Required work: Copy all lines below containing "Côte".

[Dataset entries]
%%

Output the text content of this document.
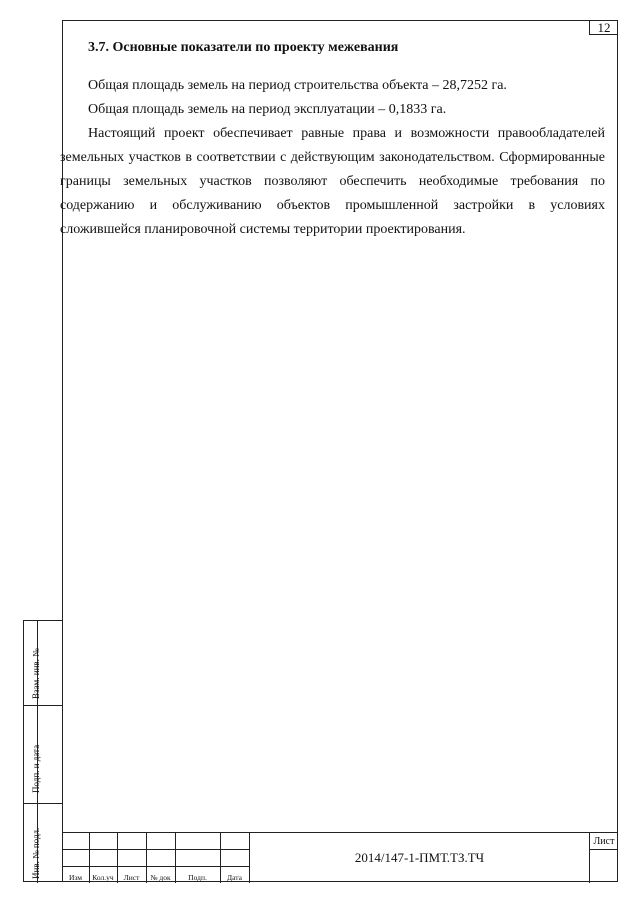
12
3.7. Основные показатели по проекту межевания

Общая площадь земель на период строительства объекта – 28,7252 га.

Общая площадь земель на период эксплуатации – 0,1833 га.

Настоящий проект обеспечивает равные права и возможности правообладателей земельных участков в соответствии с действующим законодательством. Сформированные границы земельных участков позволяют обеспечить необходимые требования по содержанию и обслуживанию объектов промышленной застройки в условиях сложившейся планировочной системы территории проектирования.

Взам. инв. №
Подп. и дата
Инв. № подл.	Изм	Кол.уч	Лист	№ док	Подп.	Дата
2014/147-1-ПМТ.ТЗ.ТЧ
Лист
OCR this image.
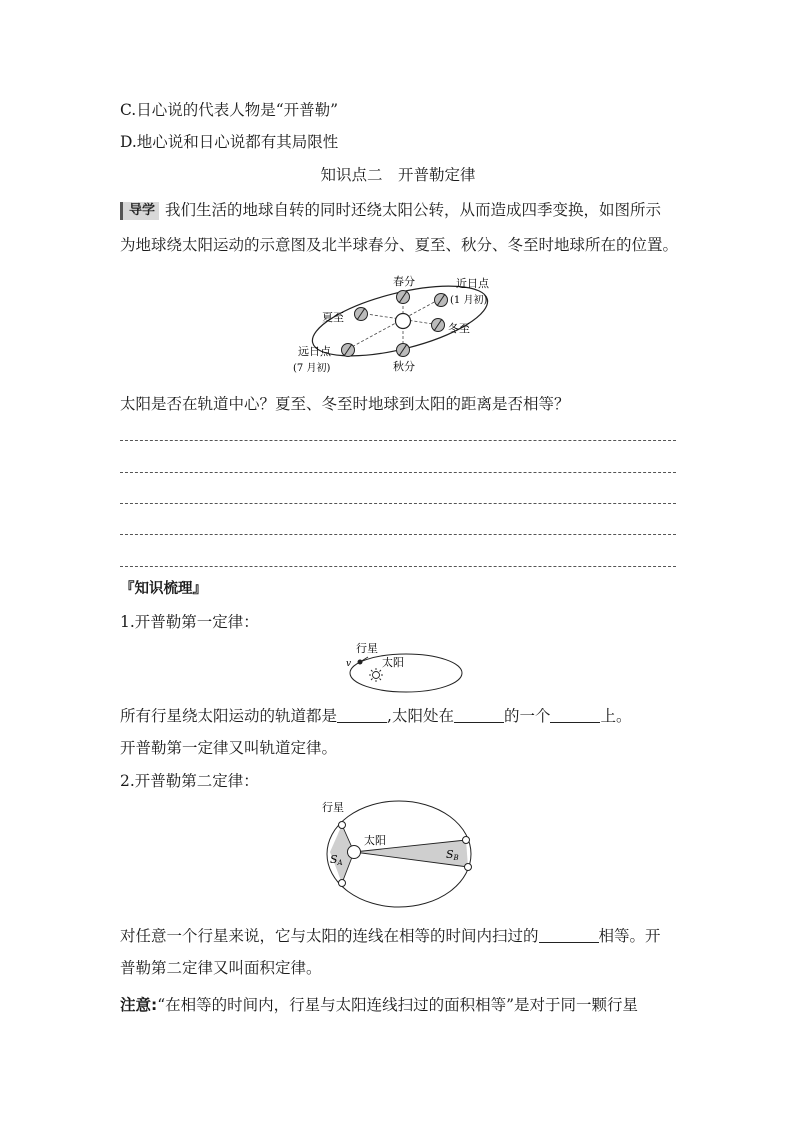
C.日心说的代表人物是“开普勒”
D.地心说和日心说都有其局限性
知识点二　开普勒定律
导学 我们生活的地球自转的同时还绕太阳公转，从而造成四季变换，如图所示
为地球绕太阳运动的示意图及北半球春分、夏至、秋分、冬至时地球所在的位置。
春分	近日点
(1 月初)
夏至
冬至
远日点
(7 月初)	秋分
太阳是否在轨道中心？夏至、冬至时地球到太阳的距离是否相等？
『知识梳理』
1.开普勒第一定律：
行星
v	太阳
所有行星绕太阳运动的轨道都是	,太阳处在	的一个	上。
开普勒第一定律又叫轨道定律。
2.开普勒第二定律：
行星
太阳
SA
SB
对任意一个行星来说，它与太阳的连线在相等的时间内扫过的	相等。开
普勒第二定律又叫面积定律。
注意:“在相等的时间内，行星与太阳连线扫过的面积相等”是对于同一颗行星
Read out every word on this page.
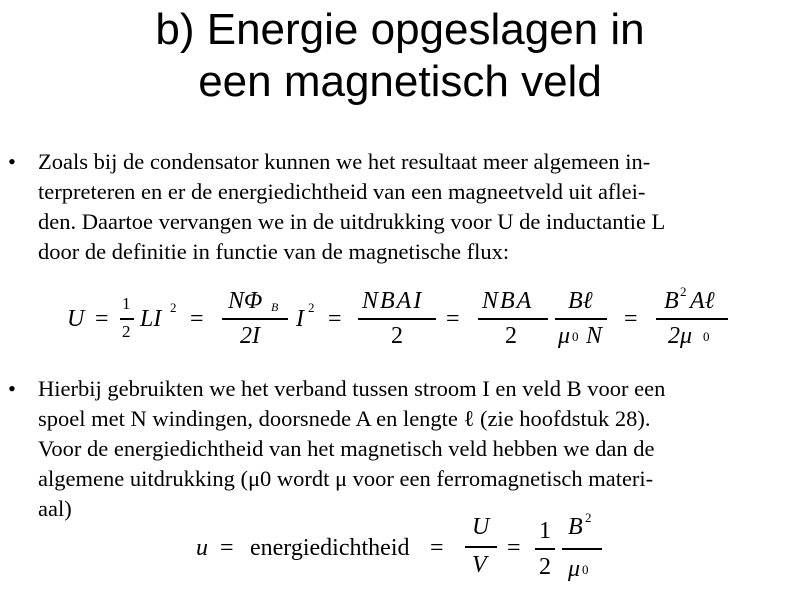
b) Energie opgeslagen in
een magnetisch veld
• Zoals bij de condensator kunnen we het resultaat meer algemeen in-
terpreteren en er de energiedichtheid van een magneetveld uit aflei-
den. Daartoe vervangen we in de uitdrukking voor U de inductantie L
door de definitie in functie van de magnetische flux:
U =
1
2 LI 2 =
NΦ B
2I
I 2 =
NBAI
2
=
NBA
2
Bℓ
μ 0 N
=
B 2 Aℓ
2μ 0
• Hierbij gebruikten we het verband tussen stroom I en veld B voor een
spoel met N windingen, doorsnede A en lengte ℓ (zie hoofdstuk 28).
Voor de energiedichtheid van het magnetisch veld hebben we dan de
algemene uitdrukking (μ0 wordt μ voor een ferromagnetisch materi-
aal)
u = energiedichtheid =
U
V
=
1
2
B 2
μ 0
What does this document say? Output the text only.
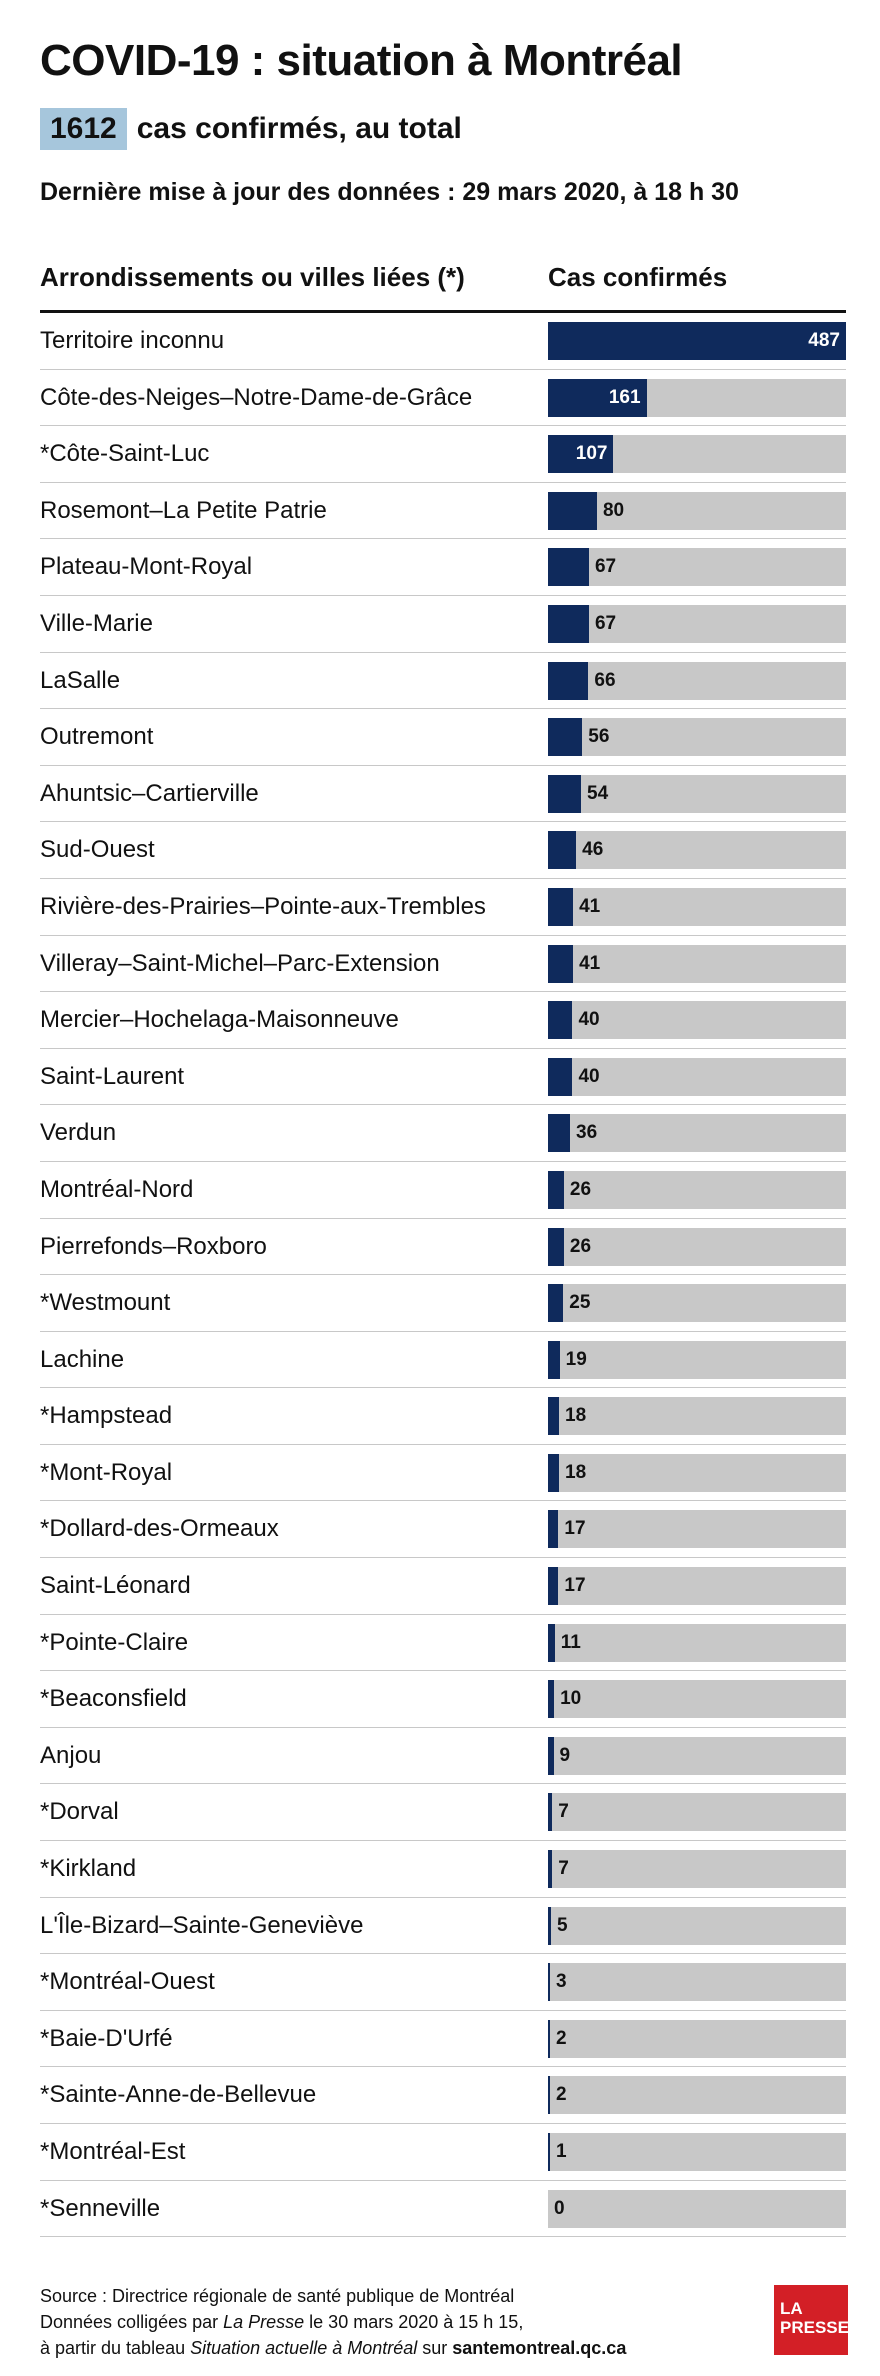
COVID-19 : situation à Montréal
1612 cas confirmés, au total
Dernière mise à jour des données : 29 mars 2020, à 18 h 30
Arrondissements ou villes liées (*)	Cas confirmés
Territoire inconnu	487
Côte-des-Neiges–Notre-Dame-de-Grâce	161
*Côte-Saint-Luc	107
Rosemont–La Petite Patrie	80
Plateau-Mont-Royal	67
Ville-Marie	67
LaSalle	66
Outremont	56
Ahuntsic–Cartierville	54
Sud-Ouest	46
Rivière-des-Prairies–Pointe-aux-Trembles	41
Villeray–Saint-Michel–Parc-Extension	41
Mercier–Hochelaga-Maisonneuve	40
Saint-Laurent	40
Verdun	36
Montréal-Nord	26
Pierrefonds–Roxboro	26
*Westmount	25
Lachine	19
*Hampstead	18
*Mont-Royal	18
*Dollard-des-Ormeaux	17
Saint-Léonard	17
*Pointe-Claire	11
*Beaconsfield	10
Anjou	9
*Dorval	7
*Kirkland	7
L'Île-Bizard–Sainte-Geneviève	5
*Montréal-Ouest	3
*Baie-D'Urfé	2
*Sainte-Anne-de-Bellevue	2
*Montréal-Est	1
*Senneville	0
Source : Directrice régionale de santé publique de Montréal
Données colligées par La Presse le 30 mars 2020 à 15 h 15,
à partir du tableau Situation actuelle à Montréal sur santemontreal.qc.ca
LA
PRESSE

%%

Solution to the exercise:
Côte-des-Neiges–Notre-Dame-de-Grâce	161
*Côte-Saint-Luc	107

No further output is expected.